***** RECORDS

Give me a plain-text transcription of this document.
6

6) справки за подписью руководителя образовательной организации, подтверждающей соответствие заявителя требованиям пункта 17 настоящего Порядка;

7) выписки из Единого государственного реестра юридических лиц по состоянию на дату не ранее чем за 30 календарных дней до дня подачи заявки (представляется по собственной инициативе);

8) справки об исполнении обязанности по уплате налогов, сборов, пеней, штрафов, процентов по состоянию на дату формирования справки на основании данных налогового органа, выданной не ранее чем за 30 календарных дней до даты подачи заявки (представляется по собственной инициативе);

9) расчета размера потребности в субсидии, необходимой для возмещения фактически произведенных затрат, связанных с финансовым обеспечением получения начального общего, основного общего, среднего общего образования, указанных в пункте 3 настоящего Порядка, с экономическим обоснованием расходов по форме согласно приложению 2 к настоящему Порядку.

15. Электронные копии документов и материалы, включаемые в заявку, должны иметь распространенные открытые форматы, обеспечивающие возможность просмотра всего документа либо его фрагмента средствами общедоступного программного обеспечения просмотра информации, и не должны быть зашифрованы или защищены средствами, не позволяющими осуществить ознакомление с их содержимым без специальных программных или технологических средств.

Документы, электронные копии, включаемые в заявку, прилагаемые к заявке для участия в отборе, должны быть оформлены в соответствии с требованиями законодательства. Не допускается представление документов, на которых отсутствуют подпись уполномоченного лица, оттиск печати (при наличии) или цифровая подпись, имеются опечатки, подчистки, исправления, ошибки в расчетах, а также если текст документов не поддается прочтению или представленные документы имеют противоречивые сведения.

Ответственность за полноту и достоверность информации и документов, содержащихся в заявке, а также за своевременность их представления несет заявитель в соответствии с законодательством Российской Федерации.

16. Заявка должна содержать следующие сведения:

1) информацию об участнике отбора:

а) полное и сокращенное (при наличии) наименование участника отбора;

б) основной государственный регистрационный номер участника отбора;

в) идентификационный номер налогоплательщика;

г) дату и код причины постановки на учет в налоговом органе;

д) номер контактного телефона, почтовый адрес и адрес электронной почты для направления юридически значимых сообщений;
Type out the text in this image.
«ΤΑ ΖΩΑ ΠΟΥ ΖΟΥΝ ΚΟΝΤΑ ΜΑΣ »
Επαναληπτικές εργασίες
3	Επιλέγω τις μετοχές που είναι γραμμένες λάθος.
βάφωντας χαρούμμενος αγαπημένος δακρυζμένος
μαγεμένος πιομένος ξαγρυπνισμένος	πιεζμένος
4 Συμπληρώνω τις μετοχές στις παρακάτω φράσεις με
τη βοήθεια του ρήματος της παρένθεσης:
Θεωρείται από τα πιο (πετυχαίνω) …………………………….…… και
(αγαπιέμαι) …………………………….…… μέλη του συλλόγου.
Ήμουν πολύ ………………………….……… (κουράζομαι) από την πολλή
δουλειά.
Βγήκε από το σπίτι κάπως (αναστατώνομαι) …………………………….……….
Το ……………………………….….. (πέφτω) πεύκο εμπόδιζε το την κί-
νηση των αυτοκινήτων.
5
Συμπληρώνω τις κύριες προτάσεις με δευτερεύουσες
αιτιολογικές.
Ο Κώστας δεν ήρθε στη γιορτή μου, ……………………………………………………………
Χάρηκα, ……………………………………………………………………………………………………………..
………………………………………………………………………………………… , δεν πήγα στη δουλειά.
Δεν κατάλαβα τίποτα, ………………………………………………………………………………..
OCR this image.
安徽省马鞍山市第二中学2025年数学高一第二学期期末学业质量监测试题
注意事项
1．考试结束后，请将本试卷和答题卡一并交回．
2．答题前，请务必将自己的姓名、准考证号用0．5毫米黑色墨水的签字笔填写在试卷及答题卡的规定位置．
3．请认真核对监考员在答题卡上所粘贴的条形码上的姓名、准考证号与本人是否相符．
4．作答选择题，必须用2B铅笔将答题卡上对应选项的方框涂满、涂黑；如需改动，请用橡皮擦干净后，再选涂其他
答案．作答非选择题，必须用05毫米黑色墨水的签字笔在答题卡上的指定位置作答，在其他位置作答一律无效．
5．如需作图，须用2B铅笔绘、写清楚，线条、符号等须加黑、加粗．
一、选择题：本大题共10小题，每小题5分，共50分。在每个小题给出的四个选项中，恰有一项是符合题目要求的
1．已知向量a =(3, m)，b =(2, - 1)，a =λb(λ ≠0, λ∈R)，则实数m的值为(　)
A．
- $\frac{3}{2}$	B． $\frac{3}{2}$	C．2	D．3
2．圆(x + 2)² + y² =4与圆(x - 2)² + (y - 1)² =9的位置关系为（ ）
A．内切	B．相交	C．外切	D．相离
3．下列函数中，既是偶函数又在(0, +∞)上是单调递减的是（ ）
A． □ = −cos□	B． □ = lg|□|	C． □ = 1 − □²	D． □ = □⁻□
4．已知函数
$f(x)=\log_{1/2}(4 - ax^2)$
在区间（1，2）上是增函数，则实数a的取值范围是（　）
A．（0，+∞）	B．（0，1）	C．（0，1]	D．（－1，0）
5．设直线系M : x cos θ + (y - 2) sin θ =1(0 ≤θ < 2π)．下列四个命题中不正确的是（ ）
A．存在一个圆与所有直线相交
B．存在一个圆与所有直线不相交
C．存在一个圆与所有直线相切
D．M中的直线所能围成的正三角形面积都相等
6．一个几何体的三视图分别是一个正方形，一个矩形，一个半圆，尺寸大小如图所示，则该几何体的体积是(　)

**********

> _PROBLEM STATEMENT_: Look over the material above and show each line where "отбора" appears.

> _COMPLETE OUTPUT_:
1) информацию об участнике отбора:
а) полное и сокращенное (при наличии) наименование участника отбора;
б) основной государственный регистрационный номер участника отбора;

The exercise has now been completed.